**Requirement**
Repeat the full listing, word for word.

Extracted data entries:
----

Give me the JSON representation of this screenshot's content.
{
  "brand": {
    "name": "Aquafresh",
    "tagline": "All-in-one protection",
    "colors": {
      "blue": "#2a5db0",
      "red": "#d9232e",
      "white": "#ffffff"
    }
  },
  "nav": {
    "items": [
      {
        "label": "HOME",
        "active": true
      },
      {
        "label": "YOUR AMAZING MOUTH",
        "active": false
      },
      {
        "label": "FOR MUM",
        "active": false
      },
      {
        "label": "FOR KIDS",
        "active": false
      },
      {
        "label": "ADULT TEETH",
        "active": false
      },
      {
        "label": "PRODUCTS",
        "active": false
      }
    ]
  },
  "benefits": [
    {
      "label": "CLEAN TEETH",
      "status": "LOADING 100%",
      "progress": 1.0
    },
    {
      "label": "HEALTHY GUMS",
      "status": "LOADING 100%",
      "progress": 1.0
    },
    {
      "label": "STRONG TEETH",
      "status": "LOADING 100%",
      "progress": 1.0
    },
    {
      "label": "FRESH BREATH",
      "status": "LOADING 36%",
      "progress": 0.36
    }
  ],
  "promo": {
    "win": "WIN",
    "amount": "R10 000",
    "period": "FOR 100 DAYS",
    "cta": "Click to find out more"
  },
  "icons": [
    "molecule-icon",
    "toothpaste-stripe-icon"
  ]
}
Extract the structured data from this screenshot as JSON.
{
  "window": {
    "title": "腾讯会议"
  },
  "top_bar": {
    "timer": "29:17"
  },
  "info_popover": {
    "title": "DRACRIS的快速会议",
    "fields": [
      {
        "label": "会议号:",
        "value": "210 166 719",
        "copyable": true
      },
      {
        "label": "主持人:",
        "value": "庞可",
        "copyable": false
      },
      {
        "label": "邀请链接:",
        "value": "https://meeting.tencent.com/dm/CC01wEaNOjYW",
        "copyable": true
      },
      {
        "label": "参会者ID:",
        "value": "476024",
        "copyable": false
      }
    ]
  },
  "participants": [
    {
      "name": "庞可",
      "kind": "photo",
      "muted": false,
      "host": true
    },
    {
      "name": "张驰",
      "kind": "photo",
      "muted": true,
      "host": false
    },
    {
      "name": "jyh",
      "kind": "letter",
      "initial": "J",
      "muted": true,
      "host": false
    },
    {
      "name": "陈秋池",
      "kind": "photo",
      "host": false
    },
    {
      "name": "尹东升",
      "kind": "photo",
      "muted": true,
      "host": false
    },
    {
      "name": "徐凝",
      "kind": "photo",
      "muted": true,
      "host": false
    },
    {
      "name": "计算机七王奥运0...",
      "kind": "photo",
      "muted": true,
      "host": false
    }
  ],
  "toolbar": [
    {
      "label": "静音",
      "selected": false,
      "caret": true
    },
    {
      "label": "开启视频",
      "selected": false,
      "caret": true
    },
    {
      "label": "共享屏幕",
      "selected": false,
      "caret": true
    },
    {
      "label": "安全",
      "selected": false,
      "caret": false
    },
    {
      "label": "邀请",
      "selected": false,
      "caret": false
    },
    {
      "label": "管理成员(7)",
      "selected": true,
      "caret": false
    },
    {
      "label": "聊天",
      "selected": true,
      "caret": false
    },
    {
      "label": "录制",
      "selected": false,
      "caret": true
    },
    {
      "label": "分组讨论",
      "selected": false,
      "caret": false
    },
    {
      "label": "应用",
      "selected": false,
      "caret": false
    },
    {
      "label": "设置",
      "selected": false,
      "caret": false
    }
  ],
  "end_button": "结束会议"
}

----

**Worked answer**
Give me the JSON representation of this screenshot's content.
{
  "brand": {
    "name": "Aquafresh",
    "tagline": "All-in-one protection",
    "colors": {
      "blue": "#2a5db0",
      "red": "#d9232e",
      "white": "#ffffff"
    }
  },
  "nav": {
    "items": [
      {
        "label": "HOME",
        "active": true
      },
      {
        "label": "YOUR AMAZING MOUTH",
        "active": false
      },
      {
        "label": "FOR MUM",
        "active": false
      },
      {
        "label": "FOR KIDS",
        "active": false
      },
      {
        "label": "ADULT TEETH",
        "active": false
      },
      {
        "label": "PRODUCTS",
        "active": false
      }
    ]
  },
  "benefits": [
    {
      "label": "CLEAN TEETH",
      "status": "LOADING 100%",
      "progress": 1.0
    },
    {
      "label": "HEALTHY GUMS",
      "status": "LOADING 100%",
      "progress": 1.0
    },
    {
      "label": "STRONG TEETH",
      "status": "LOADING 100%",
      "progress": 1.0
    },
    {
      "label": "FRESH BREATH",
      "status": "LOADING 36%",
      "progress": 0.36
    }
  ],
  "promo": {
    "win": "WIN",
    "amount": "R10 000",
    "period": "FOR 100 DAYS",
    "cta": "Click to find out more"
  },
  "icons": [
    "molecule-icon",
    "toothpaste-stripe-icon"
  ]
}
Extract the structured data from this screenshot as JSON.
{
  "window": {
    "title": "腾讯会议"
  },
  "top_bar": {
    "timer": "29:17"
  },
  "info_popover": {
    "title": "DRACRIS的快速会议",
    "fields": [
      {
        "label": "会议号:",
        "value": "210 166 719",
        "copyable": true
      },
      {
        "label": "主持人:",
        "value": "庞可",
        "copyable": false
      },
      {
        "label": "邀请链接:",
        "value": "https://meeting.tencent.com/dm/CC01wEaNOjYW",
        "copyable": true
      },
      {
        "label": "参会者ID:",
        "value": "476024",
        "copyable": false
      }
    ]
  },
  "participants": [
    {
      "name": "庞可",
      "kind": "photo",
      "muted": false,
      "host": true
    },
    {
      "name": "张驰",
      "kind": "photo",
      "muted": true,
      "host": false
    },
    {
      "name": "jyh",
      "kind": "letter",
      "initial": "J",
      "muted": true,
      "host": false
    },
    {
      "name": "陈秋池",
      "kind": "photo",
      "host": false
    },
    {
      "name": "尹东升",
      "kind": "photo",
      "muted": true,
      "host": false
    },
    {
      "name": "徐凝",
      "kind": "photo",
      "muted": true,
      "host": false
    },
    {
      "name": "计算机七王奥运0...",
      "kind": "photo",
      "muted": true,
      "host": false
    }
  ],
  "toolbar": [
    {
      "label": "静音",
      "selected": false,
      "caret": true
    },
    {
      "label": "开启视频",
      "selected": false,
      "caret": true
    },
    {
      "label": "共享屏幕",
      "selected": false,
      "caret": true
    },
    {
      "label": "安全",
      "selected": false,
      "caret": false
    },
    {
      "label": "邀请",
      "selected": false,
      "caret": false
    },
    {
      "label": "管理成员(7)",
      "selected": true,
      "caret": false
    },
    {
      "label": "聊天",
      "selected": true,
      "caret": false
    },
    {
      "label": "录制",
      "selected": false,
      "caret": true
    },
    {
      "label": "分组讨论",
      "selected": false,
      "caret": false
    },
    {
      "label": "应用",
      "selected": false,
      "caret": false
    },
    {
      "label": "设置",
      "selected": false,
      "caret": false
    }
  ],
  "end_button": "结束会议"
}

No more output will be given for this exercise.